■ **Work instructions**: Set down every entry word for word. Omit the pictures.

Dataset rows
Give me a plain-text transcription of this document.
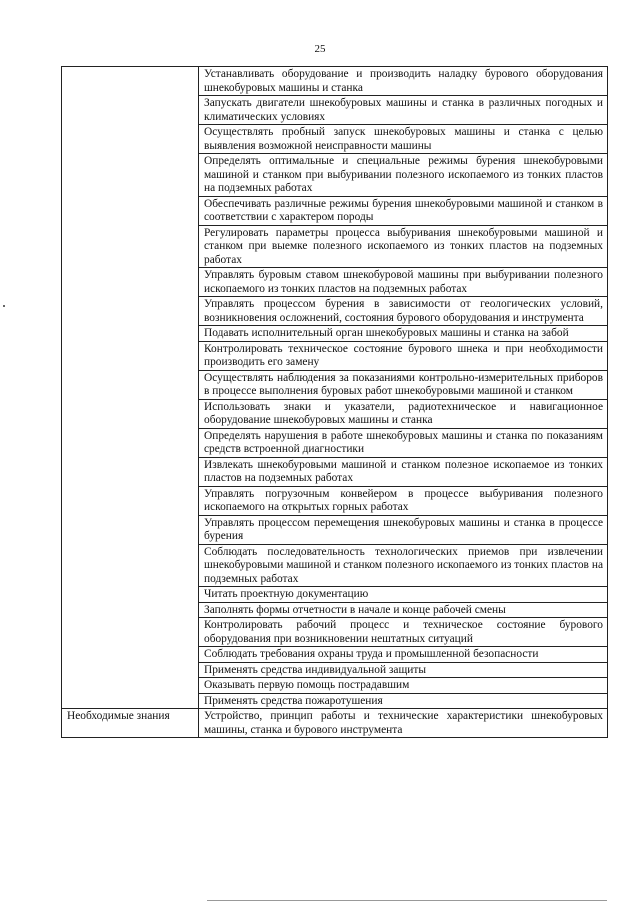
25
	Устанавливать оборудование и производить наладку бурового оборудования шнекобуровых машины и станка
	Запускать двигатели шнекобуровых машины и станка в различных погодных и климатических условиях
	Осуществлять пробный запуск шнекобуровых машины и станка с целью выявления возможной неисправности машины
	Определять оптимальные и специальные режимы бурения шнекобуровыми машиной и станком при выбуривании полезного ископаемого из тонких пластов на подземных работах
	Обеспечивать различные режимы бурения шнекобуровыми машиной и станком в соответствии с характером породы
	Регулировать параметры процесса выбуривания шнекобуровыми машиной и станком при выемке полезного ископаемого из тонких пластов на подземных работах
	Управлять буровым ставом шнекобуровой машины при выбуривании полезного ископаемого из тонких пластов на подземных работах
	Управлять процессом бурения в зависимости от геологических условий, возникновения осложнений, состояния бурового оборудования и инструмента
	Подавать исполнительный орган шнекобуровых машины и станка на забой
	Контролировать техническое состояние бурового шнека и при необходимости производить его замену
	Осуществлять наблюдения за показаниями контрольно-измерительных приборов в процессе выполнения буровых работ шнекобуровыми машиной и станком
	Использовать знаки и указатели, радиотехническое и навигационное оборудование шнекобуровых машины и станка
	Определять нарушения в работе шнекобуровых машины и станка по показаниям средств встроенной диагностики
	Извлекать шнекобуровыми машиной и станком полезное ископаемое из тонких пластов на подземных работах
	Управлять погрузочным конвейером в процессе выбуривания полезного ископаемого на открытых горных работах
	Управлять процессом перемещения шнекобуровых машины и станка в процессе бурения
	Соблюдать последовательность технологических приемов при извлечении шнекобуровыми машиной и станком полезного ископаемого из тонких пластов на подземных работах
	Читать проектную документацию
	Заполнять формы отчетности в начале и конце рабочей смены
	Контролировать рабочий процесс и техническое состояние бурового оборудования при возникновении нештатных ситуаций
	Соблюдать требования охраны труда и промышленной безопасности
	Применять средства индивидуальной защиты
	Оказывать первую помощь пострадавшим
	Применять средства пожаротушения

Необходимые знания	Устройство, принцип работы и технические характеристики шнекобуровых машины, станка и бурового инструмента
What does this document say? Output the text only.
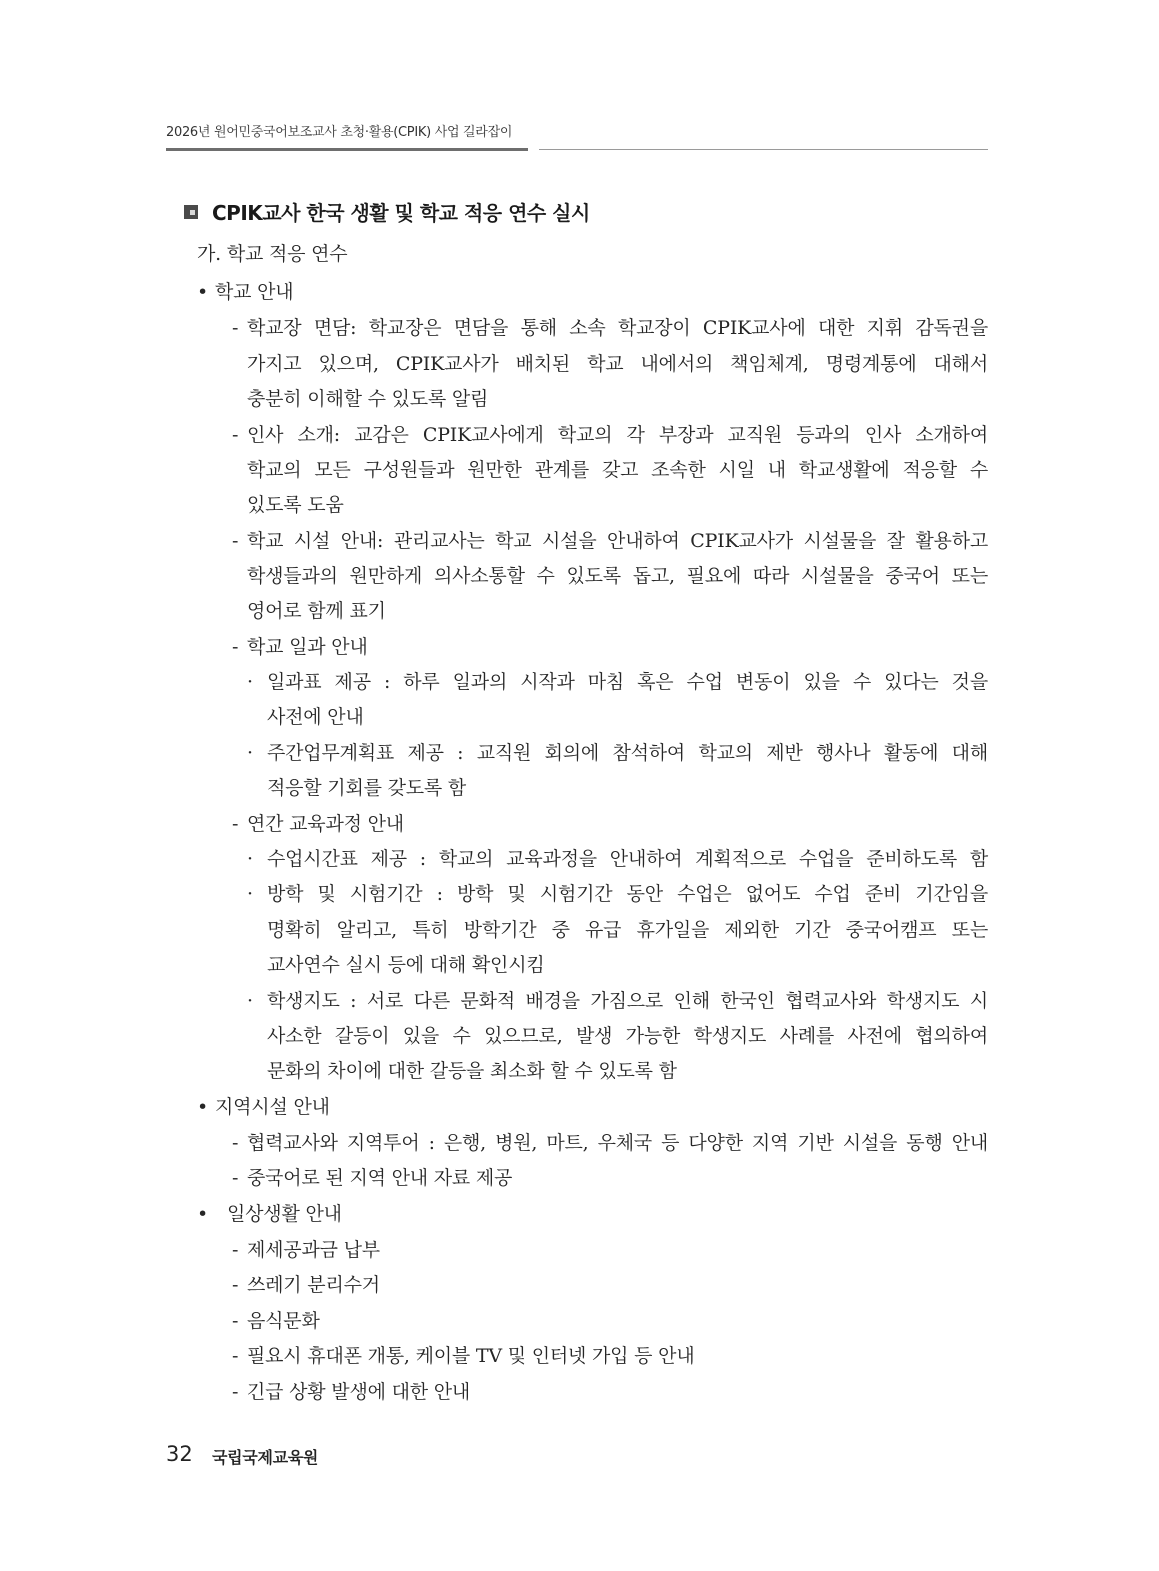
2026년 원어민중국어보조교사 초청·활용(CPIK) 사업 길라잡이
CPIK교사 한국 생활 및 학교 적응 연수 실시
가. 학교 적응 연수
• 학교 안내
- 학교장 면담: 학교장은 면담을 통해 소속 학교장이 CPIK교사에 대한 지휘 감독권을
가지고 있으며, CPIK교사가 배치된 학교 내에서의 책임체계, 명령계통에 대해서
충분히 이해할 수 있도록 알림
- 인사 소개: 교감은 CPIK교사에게 학교의 각 부장과 교직원 등과의 인사 소개하여
학교의 모든 구성원들과 원만한 관계를 갖고 조속한 시일 내 학교생활에 적응할 수
있도록 도움
- 학교 시설 안내: 관리교사는 학교 시설을 안내하여 CPIK교사가 시설물을 잘 활용하고
학생들과의 원만하게 의사소통할 수 있도록 돕고, 필요에 따라 시설물을 중국어 또는
영어로 함께 표기
- 학교 일과 안내
· 일과표 제공 : 하루 일과의 시작과 마침 혹은 수업 변동이 있을 수 있다는 것을
사전에 안내
· 주간업무계획표 제공 : 교직원 회의에 참석하여 학교의 제반 행사나 활동에 대해
적응할 기회를 갖도록 함
- 연간 교육과정 안내
· 수업시간표 제공 : 학교의 교육과정을 안내하여 계획적으로 수업을 준비하도록 함
· 방학 및 시험기간 : 방학 및 시험기간 동안 수업은 없어도 수업 준비 기간임을
명확히 알리고, 특히 방학기간 중 유급 휴가일을 제외한 기간 중국어캠프 또는
교사연수 실시 등에 대해 확인시킴
· 학생지도 : 서로 다른 문화적 배경을 가짐으로 인해 한국인 협력교사와 학생지도 시
사소한 갈등이 있을 수 있으므로, 발생 가능한 학생지도 사례를 사전에 협의하여
문화의 차이에 대한 갈등을 최소화 할 수 있도록 함
• 지역시설 안내
- 협력교사와 지역투어 : 은행, 병원, 마트, 우체국 등 다양한 지역 기반 시설을 동행 안내
- 중국어로 된 지역 안내 자료 제공
• 일상생활 안내
- 제세공과금 납부
- 쓰레기 분리수거
- 음식문화
- 필요시 휴대폰 개통, 케이블 TV 및 인터넷 가입 등 안내
- 긴급 상황 발생에 대한 안내
32 국립국제교육원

■ **Finished exercise**:
Give me a plain-text transcription of this document.
25
	Устанавливать оборудование и производить наладку бурового оборудования шнекобуровых машины и станка
	Запускать двигатели шнекобуровых машины и станка в различных погодных и климатических условиях
	Осуществлять пробный запуск шнекобуровых машины и станка с целью выявления возможной неисправности машины
	Определять оптимальные и специальные режимы бурения шнекобуровыми машиной и станком при выбуривании полезного ископаемого из тонких пластов на подземных работах
	Обеспечивать различные режимы бурения шнекобуровыми машиной и станком в соответствии с характером породы
	Регулировать параметры процесса выбуривания шнекобуровыми машиной и станком при выемке полезного ископаемого из тонких пластов на подземных работах
	Управлять буровым ставом шнекобуровой машины при выбуривании полезного ископаемого из тонких пластов на подземных работах
	Управлять процессом бурения в зависимости от геологических условий, возникновения осложнений, состояния бурового оборудования и инструмента
	Подавать исполнительный орган шнекобуровых машины и станка на забой
	Контролировать техническое состояние бурового шнека и при необходимости производить его замену
	Осуществлять наблюдения за показаниями контрольно-измерительных приборов в процессе выполнения буровых работ шнекобуровыми машиной и станком
	Использовать знаки и указатели, радиотехническое и навигационное оборудование шнекобуровых машины и станка
	Определять нарушения в работе шнекобуровых машины и станка по показаниям средств встроенной диагностики
	Извлекать шнекобуровыми машиной и станком полезное ископаемое из тонких пластов на подземных работах
	Управлять погрузочным конвейером в процессе выбуривания полезного ископаемого на открытых горных работах
	Управлять процессом перемещения шнекобуровых машины и станка в процессе бурения
	Соблюдать последовательность технологических приемов при извлечении шнекобуровыми машиной и станком полезного ископаемого из тонких пластов на подземных работах
	Читать проектную документацию
	Заполнять формы отчетности в начале и конце рабочей смены
	Контролировать рабочий процесс и техническое состояние бурового оборудования при возникновении нештатных ситуаций
	Соблюдать требования охраны труда и промышленной безопасности
	Применять средства индивидуальной защиты
	Оказывать первую помощь пострадавшим
	Применять средства пожаротушения

Необходимые знания	Устройство, принцип работы и технические характеристики шнекобуровых машины, станка и бурового инструмента
What does this document say? Output the text only.
2026년 원어민중국어보조교사 초청·활용(CPIK) 사업 길라잡이
CPIK교사 한국 생활 및 학교 적응 연수 실시
가. 학교 적응 연수
• 학교 안내
- 학교장 면담: 학교장은 면담을 통해 소속 학교장이 CPIK교사에 대한 지휘 감독권을
가지고 있으며, CPIK교사가 배치된 학교 내에서의 책임체계, 명령계통에 대해서
충분히 이해할 수 있도록 알림
- 인사 소개: 교감은 CPIK교사에게 학교의 각 부장과 교직원 등과의 인사 소개하여
학교의 모든 구성원들과 원만한 관계를 갖고 조속한 시일 내 학교생활에 적응할 수
있도록 도움
- 학교 시설 안내: 관리교사는 학교 시설을 안내하여 CPIK교사가 시설물을 잘 활용하고
학생들과의 원만하게 의사소통할 수 있도록 돕고, 필요에 따라 시설물을 중국어 또는
영어로 함께 표기
- 학교 일과 안내
· 일과표 제공 : 하루 일과의 시작과 마침 혹은 수업 변동이 있을 수 있다는 것을
사전에 안내
· 주간업무계획표 제공 : 교직원 회의에 참석하여 학교의 제반 행사나 활동에 대해
적응할 기회를 갖도록 함
- 연간 교육과정 안내
· 수업시간표 제공 : 학교의 교육과정을 안내하여 계획적으로 수업을 준비하도록 함
· 방학 및 시험기간 : 방학 및 시험기간 동안 수업은 없어도 수업 준비 기간임을
명확히 알리고, 특히 방학기간 중 유급 휴가일을 제외한 기간 중국어캠프 또는
교사연수 실시 등에 대해 확인시킴
· 학생지도 : 서로 다른 문화적 배경을 가짐으로 인해 한국인 협력교사와 학생지도 시
사소한 갈등이 있을 수 있으므로, 발생 가능한 학생지도 사례를 사전에 협의하여
문화의 차이에 대한 갈등을 최소화 할 수 있도록 함
• 지역시설 안내
- 협력교사와 지역투어 : 은행, 병원, 마트, 우체국 등 다양한 지역 기반 시설을 동행 안내
- 중국어로 된 지역 안내 자료 제공
• 일상생활 안내
- 제세공과금 납부
- 쓰레기 분리수거
- 음식문화
- 필요시 휴대폰 개통, 케이블 TV 및 인터넷 가입 등 안내
- 긴급 상황 발생에 대한 안내
32 국립국제교육원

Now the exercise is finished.